> _What is being asked_: Read through the entries below and return each line with the word "screenshot".

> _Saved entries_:

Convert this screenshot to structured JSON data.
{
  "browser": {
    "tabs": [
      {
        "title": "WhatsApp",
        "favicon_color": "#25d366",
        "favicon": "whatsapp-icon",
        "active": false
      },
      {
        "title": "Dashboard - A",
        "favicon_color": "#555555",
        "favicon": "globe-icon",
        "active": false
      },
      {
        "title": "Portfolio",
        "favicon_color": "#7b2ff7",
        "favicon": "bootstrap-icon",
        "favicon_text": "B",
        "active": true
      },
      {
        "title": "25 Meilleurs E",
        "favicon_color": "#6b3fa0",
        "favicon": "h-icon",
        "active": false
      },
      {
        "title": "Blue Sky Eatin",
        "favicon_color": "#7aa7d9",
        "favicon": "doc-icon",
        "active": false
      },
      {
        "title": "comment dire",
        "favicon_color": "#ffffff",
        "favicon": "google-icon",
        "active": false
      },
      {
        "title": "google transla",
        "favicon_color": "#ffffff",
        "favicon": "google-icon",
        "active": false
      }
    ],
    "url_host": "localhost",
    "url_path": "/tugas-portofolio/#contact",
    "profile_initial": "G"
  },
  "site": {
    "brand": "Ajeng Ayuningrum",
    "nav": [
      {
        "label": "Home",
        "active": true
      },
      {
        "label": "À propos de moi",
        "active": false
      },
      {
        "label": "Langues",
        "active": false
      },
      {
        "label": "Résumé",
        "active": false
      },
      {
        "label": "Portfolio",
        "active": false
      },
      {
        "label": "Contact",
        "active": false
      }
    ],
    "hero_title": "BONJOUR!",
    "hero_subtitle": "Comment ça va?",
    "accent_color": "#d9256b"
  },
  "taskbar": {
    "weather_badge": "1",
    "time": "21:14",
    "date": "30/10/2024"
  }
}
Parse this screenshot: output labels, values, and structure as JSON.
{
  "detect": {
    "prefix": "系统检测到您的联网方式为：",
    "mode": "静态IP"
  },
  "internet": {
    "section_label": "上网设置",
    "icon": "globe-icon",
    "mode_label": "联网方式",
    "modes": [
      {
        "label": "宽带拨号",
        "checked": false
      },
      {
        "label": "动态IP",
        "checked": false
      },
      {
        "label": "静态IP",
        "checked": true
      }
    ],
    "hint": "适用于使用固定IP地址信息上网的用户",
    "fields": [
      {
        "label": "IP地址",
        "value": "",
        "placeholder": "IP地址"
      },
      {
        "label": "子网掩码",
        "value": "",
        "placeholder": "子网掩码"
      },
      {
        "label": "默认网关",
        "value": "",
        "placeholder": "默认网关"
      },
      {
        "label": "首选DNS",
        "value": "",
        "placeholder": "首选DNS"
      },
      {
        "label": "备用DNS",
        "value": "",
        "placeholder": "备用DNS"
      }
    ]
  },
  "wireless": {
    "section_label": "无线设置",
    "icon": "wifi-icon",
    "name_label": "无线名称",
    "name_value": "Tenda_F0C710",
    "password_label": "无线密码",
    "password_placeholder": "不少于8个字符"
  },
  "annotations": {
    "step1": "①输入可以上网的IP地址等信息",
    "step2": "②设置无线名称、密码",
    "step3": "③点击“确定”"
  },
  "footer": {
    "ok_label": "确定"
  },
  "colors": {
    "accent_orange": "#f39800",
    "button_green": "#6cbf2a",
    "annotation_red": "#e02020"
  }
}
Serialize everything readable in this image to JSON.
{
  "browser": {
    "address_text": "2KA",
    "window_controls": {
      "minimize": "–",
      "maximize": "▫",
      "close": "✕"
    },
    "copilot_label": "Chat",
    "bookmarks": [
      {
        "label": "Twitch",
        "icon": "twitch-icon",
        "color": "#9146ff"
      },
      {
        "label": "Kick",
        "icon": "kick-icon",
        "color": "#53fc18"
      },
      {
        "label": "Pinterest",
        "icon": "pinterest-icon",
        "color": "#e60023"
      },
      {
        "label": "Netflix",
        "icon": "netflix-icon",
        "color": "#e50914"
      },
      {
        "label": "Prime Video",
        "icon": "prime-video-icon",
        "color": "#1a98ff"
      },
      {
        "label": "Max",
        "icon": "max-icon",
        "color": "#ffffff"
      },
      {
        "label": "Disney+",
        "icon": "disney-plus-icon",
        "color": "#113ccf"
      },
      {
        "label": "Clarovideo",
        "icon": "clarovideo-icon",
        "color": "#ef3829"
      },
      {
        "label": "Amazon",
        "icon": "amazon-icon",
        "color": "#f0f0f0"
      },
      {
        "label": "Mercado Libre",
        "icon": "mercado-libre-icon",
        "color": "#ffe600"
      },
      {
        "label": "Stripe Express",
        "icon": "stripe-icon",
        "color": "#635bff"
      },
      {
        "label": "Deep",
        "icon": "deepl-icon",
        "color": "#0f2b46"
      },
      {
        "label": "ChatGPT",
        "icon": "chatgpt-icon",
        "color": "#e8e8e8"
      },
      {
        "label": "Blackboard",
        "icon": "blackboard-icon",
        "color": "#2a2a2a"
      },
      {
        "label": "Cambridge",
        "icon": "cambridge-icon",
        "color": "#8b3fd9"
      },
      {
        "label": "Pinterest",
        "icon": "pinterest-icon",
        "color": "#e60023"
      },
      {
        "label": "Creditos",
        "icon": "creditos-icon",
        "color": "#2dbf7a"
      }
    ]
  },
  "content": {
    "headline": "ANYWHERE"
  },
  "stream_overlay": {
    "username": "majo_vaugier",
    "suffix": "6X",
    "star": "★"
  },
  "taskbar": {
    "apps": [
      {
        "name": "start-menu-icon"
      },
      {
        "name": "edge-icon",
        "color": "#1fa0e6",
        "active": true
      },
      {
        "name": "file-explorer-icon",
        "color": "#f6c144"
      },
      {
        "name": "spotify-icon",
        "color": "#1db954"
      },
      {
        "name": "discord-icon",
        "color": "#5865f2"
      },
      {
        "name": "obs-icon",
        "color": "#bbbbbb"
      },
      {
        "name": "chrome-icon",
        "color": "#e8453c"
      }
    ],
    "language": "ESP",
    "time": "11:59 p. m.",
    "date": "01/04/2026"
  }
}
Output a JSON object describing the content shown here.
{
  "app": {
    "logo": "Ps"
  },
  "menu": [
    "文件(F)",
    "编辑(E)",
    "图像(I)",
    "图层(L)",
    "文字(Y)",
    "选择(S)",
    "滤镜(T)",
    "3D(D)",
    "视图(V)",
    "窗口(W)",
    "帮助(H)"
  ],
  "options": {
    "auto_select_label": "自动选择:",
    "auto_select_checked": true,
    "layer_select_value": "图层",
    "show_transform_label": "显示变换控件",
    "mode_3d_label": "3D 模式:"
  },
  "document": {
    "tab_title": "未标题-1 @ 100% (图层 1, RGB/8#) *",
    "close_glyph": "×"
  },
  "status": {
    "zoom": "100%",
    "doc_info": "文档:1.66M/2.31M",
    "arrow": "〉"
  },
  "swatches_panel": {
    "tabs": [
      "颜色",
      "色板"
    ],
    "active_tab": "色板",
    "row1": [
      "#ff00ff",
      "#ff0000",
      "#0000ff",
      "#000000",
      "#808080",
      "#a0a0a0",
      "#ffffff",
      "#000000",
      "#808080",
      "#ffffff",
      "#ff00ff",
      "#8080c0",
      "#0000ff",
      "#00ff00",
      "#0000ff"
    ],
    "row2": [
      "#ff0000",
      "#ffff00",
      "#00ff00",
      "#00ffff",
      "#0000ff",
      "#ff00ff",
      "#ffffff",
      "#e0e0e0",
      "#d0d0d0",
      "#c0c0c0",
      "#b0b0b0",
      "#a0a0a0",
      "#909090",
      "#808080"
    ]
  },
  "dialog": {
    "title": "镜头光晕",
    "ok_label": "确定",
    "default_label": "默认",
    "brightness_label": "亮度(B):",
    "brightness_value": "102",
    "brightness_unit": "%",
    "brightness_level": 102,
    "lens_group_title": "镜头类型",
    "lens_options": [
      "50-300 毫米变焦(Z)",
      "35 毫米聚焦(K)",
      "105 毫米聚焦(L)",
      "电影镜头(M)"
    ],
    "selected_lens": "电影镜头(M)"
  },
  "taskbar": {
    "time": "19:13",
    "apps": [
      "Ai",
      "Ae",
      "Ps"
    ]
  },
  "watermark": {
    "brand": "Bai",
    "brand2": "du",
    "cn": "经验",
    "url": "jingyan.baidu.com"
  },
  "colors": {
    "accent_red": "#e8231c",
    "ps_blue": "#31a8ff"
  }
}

> _Answer to this task_:
Convert this screenshot to structured JSON data.
Parse this screenshot: output labels, values, and structure as JSON.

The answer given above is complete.